== Exercise ==
What you return should be the lines of the data containing "allows", each in full.

Page image transcription data:
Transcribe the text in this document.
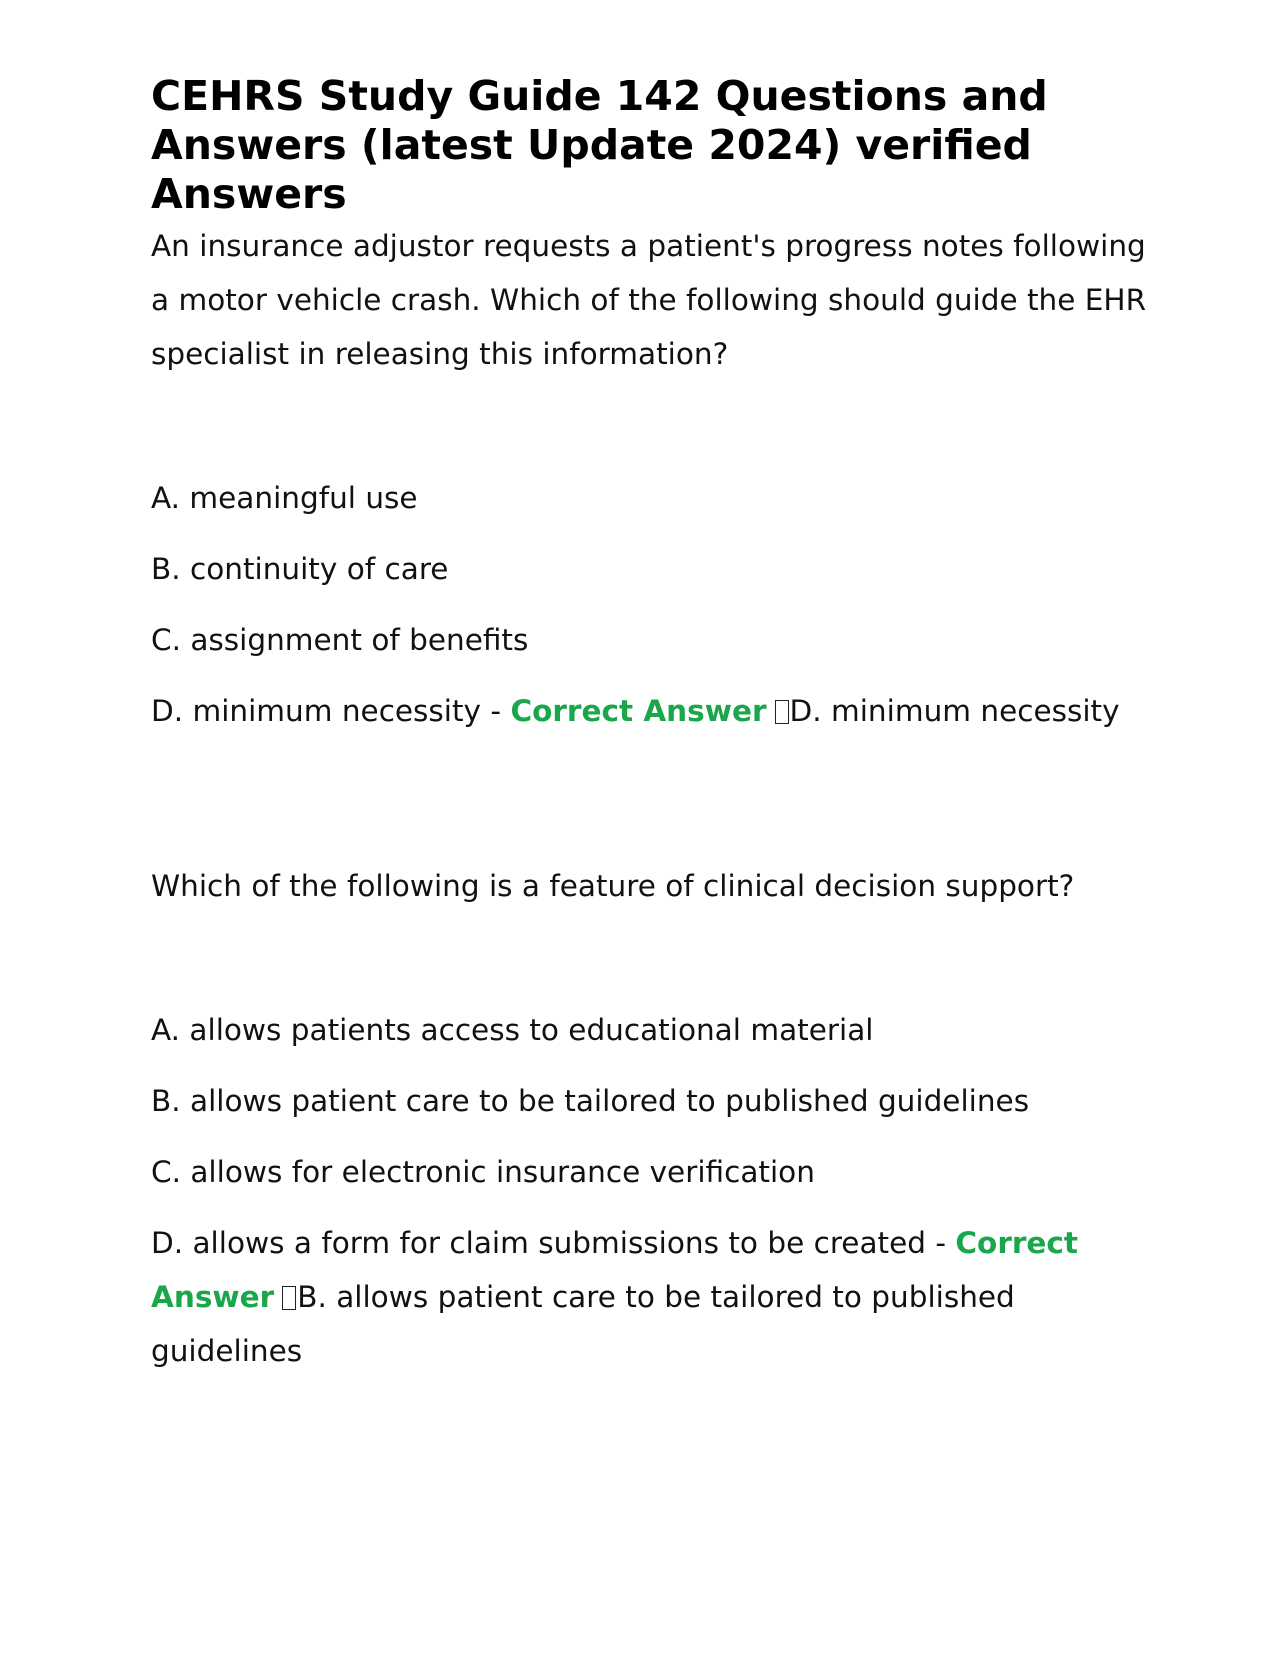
CEHRS Study Guide 142 Questions and Answers (latest Update 2024) verified Answers

An insurance adjustor requests a patient's progress notes following a motor vehicle crash. Which of the following should guide the EHR specialist in releasing this information?

A. meaningful use

B. continuity of care

C. assignment of benefits

D. minimum necessity - Correct Answer D. minimum necessity

Which of the following is a feature of clinical decision support?

A. allows patients access to educational material

B. allows patient care to be tailored to published guidelines

C. allows for electronic insurance verification

D. allows a form for claim submissions to be created - Correct Answer B. allows patient care to be tailored to published guidelines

== Response for this exercise ==
A. allows patients access to educational material
B. allows patient care to be tailored to published guidelines
C. allows for electronic insurance verification
D. allows a form for claim submissions to be created - Correct Answer B. allows patient care to be tailored to published guidelines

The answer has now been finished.